# WRITTEN TASK
Each line of the material below should be reproduced exactly.

# Dataset excerpt
============
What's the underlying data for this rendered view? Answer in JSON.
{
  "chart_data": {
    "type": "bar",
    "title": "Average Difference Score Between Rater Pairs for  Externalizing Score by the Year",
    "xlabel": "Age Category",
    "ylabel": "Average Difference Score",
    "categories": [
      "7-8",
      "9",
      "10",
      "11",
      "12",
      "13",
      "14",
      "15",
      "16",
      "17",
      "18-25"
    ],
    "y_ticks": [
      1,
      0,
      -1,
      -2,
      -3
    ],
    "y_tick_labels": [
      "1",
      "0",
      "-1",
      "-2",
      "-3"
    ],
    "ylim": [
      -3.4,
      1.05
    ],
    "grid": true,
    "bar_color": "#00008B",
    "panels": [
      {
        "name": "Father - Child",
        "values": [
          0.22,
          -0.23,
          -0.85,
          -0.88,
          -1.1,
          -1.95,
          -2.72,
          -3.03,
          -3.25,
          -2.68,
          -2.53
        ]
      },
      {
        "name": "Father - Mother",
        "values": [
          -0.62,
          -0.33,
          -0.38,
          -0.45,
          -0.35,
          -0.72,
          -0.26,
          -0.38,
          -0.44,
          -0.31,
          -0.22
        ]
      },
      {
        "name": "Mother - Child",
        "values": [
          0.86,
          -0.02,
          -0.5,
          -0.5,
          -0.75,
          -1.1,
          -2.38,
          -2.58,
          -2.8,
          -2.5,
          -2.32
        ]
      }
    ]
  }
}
============
# RESULT
What's the underlying data for this rendered view? Answer in JSON.
{
  "chart_data": {
    "type": "bar",
    "title": "Average Difference Score Between Rater Pairs for  Externalizing Score by the Year",
    "xlabel": "Age Category",
    "ylabel": "Average Difference Score",
    "categories": [
      "7-8",
      "9",
      "10",
      "11",
      "12",
      "13",
      "14",
      "15",
      "16",
      "17",
      "18-25"
    ],
    "y_ticks": [
      1,
      0,
      -1,
      -2,
      -3
    ],
    "y_tick_labels": [
      "1",
      "0",
      "-1",
      "-2",
      "-3"
    ],
    "ylim": [
      -3.4,
      1.05
    ],
    "grid": true,
    "bar_color": "#00008B",
    "panels": [
      {
        "name": "Father - Child",
        "values": [
          0.22,
          -0.23,
          -0.85,
          -0.88,
          -1.1,
          -1.95,
          -2.72,
          -3.03,
          -3.25,
          -2.68,
          -2.53
        ]
      },
      {
        "name": "Father - Mother",
        "values": [
          -0.62,
          -0.33,
          -0.38,
          -0.45,
          -0.35,
          -0.72,
          -0.26,
          -0.38,
          -0.44,
          -0.31,
          -0.22
        ]
      },
      {
        "name": "Mother - Child",
        "values": [
          0.86,
          -0.02,
          -0.5,
          -0.5,
          -0.75,
          -1.1,
          -2.38,
          -2.58,
          -2.8,
          -2.5,
          -2.32
        ]
      }
    ]
  }
}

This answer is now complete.